## DESCRIPTION OF THE TASK
Show only lines that include "this".

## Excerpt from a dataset
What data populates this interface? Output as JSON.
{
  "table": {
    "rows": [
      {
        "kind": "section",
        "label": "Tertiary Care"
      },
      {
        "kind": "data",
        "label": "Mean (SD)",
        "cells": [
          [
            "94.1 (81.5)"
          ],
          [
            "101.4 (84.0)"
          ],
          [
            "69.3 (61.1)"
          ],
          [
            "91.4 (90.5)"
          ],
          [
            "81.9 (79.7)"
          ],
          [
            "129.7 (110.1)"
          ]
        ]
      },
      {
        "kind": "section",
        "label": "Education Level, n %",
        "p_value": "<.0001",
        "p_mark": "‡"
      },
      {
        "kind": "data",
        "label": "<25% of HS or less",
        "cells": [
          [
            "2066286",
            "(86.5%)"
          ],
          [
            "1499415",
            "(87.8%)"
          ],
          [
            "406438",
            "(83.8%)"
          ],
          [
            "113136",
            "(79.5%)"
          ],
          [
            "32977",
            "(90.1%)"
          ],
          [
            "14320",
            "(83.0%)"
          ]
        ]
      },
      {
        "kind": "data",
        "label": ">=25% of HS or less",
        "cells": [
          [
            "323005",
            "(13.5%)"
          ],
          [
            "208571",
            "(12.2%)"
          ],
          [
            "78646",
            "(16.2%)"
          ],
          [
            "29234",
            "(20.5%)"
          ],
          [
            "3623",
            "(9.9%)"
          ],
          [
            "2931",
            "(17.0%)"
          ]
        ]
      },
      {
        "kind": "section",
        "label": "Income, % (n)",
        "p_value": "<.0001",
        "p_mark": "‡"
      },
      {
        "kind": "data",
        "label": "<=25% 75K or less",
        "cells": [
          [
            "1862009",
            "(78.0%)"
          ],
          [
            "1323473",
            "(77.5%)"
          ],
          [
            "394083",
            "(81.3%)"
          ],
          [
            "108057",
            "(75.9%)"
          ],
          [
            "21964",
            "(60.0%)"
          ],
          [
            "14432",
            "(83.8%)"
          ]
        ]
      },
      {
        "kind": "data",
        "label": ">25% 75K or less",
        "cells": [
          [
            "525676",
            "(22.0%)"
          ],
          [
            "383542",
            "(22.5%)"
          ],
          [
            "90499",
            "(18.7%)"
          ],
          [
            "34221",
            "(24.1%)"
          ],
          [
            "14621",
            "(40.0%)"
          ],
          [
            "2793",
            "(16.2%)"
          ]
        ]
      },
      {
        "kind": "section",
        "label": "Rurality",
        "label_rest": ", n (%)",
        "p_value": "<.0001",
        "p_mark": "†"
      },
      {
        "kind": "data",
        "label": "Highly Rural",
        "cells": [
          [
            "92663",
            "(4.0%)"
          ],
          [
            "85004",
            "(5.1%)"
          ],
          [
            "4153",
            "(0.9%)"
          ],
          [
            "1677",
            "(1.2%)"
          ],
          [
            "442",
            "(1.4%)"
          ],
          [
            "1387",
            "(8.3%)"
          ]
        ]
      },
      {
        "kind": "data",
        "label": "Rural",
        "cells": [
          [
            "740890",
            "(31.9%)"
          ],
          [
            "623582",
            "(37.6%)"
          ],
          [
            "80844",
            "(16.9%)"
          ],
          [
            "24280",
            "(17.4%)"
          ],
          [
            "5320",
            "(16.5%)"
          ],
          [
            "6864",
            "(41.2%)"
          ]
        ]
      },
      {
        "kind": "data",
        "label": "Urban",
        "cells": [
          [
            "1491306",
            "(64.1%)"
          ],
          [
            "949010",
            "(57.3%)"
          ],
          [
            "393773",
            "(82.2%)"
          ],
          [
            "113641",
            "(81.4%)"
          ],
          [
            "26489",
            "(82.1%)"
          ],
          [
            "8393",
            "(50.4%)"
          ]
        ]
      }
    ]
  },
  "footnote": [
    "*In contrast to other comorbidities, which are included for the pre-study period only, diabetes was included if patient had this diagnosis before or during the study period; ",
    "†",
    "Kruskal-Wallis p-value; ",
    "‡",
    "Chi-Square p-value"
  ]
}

## EXERCISE OUTPUT
What data populates this interface? Output as JSON.
    "*In contrast to other comorbidities, which are included for the pre-study period only, diabetes was included if patient had this diagnosis before or during the study period; ",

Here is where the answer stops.